-- Begin MATERIAL FOR THE TASK --

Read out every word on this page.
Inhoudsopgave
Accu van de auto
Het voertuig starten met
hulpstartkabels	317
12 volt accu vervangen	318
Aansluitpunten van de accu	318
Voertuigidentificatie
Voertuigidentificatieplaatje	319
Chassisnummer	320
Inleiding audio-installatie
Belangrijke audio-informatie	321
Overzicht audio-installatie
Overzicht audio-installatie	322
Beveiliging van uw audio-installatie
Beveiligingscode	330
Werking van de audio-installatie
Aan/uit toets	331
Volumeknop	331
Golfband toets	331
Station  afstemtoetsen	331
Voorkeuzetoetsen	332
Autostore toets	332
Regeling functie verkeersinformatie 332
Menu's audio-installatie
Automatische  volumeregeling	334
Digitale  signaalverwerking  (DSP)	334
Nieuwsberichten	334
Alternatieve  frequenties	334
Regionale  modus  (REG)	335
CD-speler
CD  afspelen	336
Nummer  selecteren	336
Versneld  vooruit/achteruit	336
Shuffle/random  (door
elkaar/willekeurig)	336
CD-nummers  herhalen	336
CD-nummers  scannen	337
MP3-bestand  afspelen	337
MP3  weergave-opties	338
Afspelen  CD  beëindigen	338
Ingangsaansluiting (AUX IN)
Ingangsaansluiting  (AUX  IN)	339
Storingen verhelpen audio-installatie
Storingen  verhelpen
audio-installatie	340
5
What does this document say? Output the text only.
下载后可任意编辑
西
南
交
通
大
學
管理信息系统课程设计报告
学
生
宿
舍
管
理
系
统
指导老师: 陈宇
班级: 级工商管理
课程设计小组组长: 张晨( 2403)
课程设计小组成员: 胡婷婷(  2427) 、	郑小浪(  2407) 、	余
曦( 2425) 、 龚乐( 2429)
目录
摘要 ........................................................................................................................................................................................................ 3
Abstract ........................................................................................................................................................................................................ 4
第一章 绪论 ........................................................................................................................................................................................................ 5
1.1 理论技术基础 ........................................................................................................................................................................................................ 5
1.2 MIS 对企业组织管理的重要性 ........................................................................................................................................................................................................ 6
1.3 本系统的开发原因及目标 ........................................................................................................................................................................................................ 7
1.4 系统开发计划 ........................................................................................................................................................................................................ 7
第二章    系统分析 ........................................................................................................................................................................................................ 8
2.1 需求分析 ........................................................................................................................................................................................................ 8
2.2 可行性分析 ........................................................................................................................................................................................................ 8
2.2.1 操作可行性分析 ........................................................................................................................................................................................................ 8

-- End MATERIAL FOR THE TASK --

GOAL: Restate the data above word for word, please.

OUTPUT:
Read out every word on this page.
Inhoudsopgave
Accu van de auto
Het voertuig starten met
hulpstartkabels	317
12 volt accu vervangen	318
Aansluitpunten van de accu	318
Voertuigidentificatie
Voertuigidentificatieplaatje	319
Chassisnummer	320
Inleiding audio-installatie
Belangrijke audio-informatie	321
Overzicht audio-installatie
Overzicht audio-installatie	322
Beveiliging van uw audio-installatie
Beveiligingscode	330
Werking van de audio-installatie
Aan/uit toets	331
Volumeknop	331
Golfband toets	331
Station  afstemtoetsen	331
Voorkeuzetoetsen	332
Autostore toets	332
Regeling functie verkeersinformatie 332
Menu's audio-installatie
Automatische  volumeregeling	334
Digitale  signaalverwerking  (DSP)	334
Nieuwsberichten	334
Alternatieve  frequenties	334
Regionale  modus  (REG)	335
CD-speler
CD  afspelen	336
Nummer  selecteren	336
Versneld  vooruit/achteruit	336
Shuffle/random  (door
elkaar/willekeurig)	336
CD-nummers  herhalen	336
CD-nummers  scannen	337
MP3-bestand  afspelen	337
MP3  weergave-opties	338
Afspelen  CD  beëindigen	338
Ingangsaansluiting (AUX IN)
Ingangsaansluiting  (AUX  IN)	339
Storingen verhelpen audio-installatie
Storingen  verhelpen
audio-installatie	340
5
What does this document say? Output the text only.
下载后可任意编辑
西
南
交
通
大
學
管理信息系统课程设计报告
学
生
宿
舍
管
理
系
统
指导老师: 陈宇
班级: 级工商管理
课程设计小组组长: 张晨( 2403)
课程设计小组成员: 胡婷婷(  2427) 、	郑小浪(  2407) 、	余
曦( 2425) 、 龚乐( 2429)
目录
摘要 ........................................................................................................................................................................................................ 3
Abstract ........................................................................................................................................................................................................ 4
第一章 绪论 ........................................................................................................................................................................................................ 5
1.1 理论技术基础 ........................................................................................................................................................................................................ 5
1.2 MIS 对企业组织管理的重要性 ........................................................................................................................................................................................................ 6
1.3 本系统的开发原因及目标 ........................................................................................................................................................................................................ 7
1.4 系统开发计划 ........................................................................................................................................................................................................ 7
第二章    系统分析 ........................................................................................................................................................................................................ 8
2.1 需求分析 ........................................................................................................................................................................................................ 8
2.2 可行性分析 ........................................................................................................................................................................................................ 8
2.2.1 操作可行性分析 ........................................................................................................................................................................................................ 8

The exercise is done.